== WHAT THE EXERCISE ASKS ==
All of the data should be output character for character, except the pictures.

== GIVEN RECORDS ==

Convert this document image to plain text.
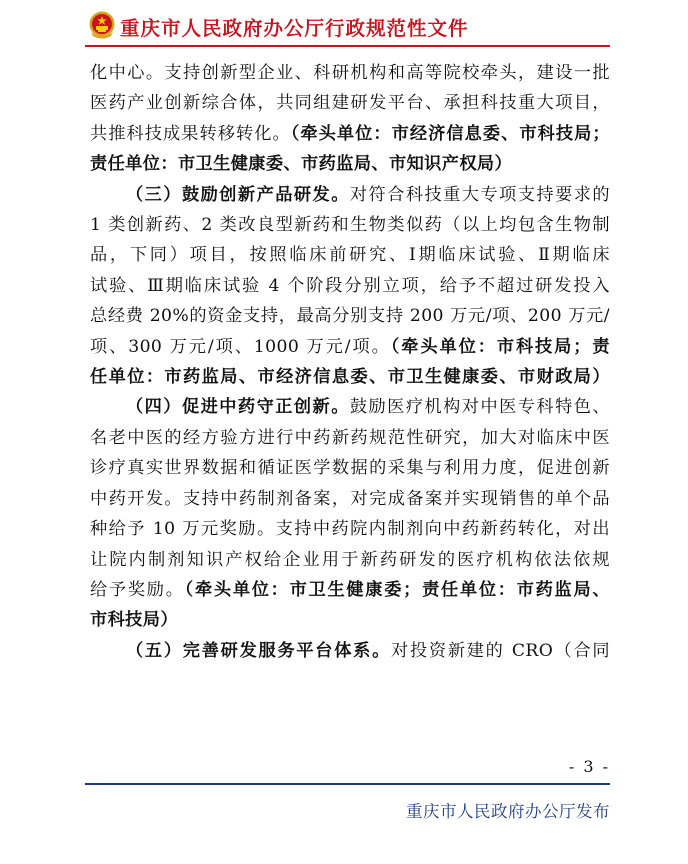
重庆市人民政府办公厅行政规范性文件

化中心。支持创新型企业、科研机构和高等院校牵头，建设一批

医药产业创新综合体，共同组建研发平台、承担科技重大项目，

共推科技成果转移转化。（牵头单位：市经济信息委、市科技局；

责任单位：市卫生健康委、市药监局、市知识产权局）

（三）鼓励创新产品研发。对符合科技重大专项支持要求的

1 类创新药、2 类改良型新药和生物类似药（以上均包含生物制

品，下同）项目，按照临床前研究、Ⅰ期临床试验、Ⅱ期临床

试验、Ⅲ期临床试验 4 个阶段分别立项，给予不超过研发投入

总经费 20%的资金支持，最高分别支持 200 万元/项、200 万元/

项、300 万元/项、1000 万元/项。（牵头单位：市科技局；责

任单位：市药监局、市经济信息委、市卫生健康委、市财政局）

（四）促进中药守正创新。鼓励医疗机构对中医专科特色、

名老中医的经方验方进行中药新药规范性研究，加大对临床中医

诊疗真实世界数据和循证医学数据的采集与利用力度，促进创新

中药开发。支持中药制剂备案，对完成备案并实现销售的单个品

种给予 10 万元奖励。支持中药院内制剂向中药新药转化，对出

让院内制剂知识产权给企业用于新药研发的医疗机构依法依规

给予奖励。（牵头单位：市卫生健康委；责任单位：市药监局、

市科技局）

（五）完善研发服务平台体系。对投资新建的 CRO（合同

- 3 -
重庆市人民政府办公厅发布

== ANSWER TO THE TASK ==
Convert this document image to plain text.
重庆市人民政府办公厅行政规范性文件

化中心。支持创新型企业、科研机构和高等院校牵头，建设一批

医药产业创新综合体，共同组建研发平台、承担科技重大项目，

共推科技成果转移转化。（牵头单位：市经济信息委、市科技局；

责任单位：市卫生健康委、市药监局、市知识产权局）

（三）鼓励创新产品研发。对符合科技重大专项支持要求的

1 类创新药、2 类改良型新药和生物类似药（以上均包含生物制

品，下同）项目，按照临床前研究、Ⅰ期临床试验、Ⅱ期临床

试验、Ⅲ期临床试验 4 个阶段分别立项，给予不超过研发投入

总经费 20%的资金支持，最高分别支持 200 万元/项、200 万元/

项、300 万元/项、1000 万元/项。（牵头单位：市科技局；责

任单位：市药监局、市经济信息委、市卫生健康委、市财政局）

（四）促进中药守正创新。鼓励医疗机构对中医专科特色、

名老中医的经方验方进行中药新药规范性研究，加大对临床中医

诊疗真实世界数据和循证医学数据的采集与利用力度，促进创新

中药开发。支持中药制剂备案，对完成备案并实现销售的单个品

种给予 10 万元奖励。支持中药院内制剂向中药新药转化，对出

让院内制剂知识产权给企业用于新药研发的医疗机构依法依规

给予奖励。（牵头单位：市卫生健康委；责任单位：市药监局、

市科技局）

（五）完善研发服务平台体系。对投资新建的 CRO（合同

- 3 -
重庆市人民政府办公厅发布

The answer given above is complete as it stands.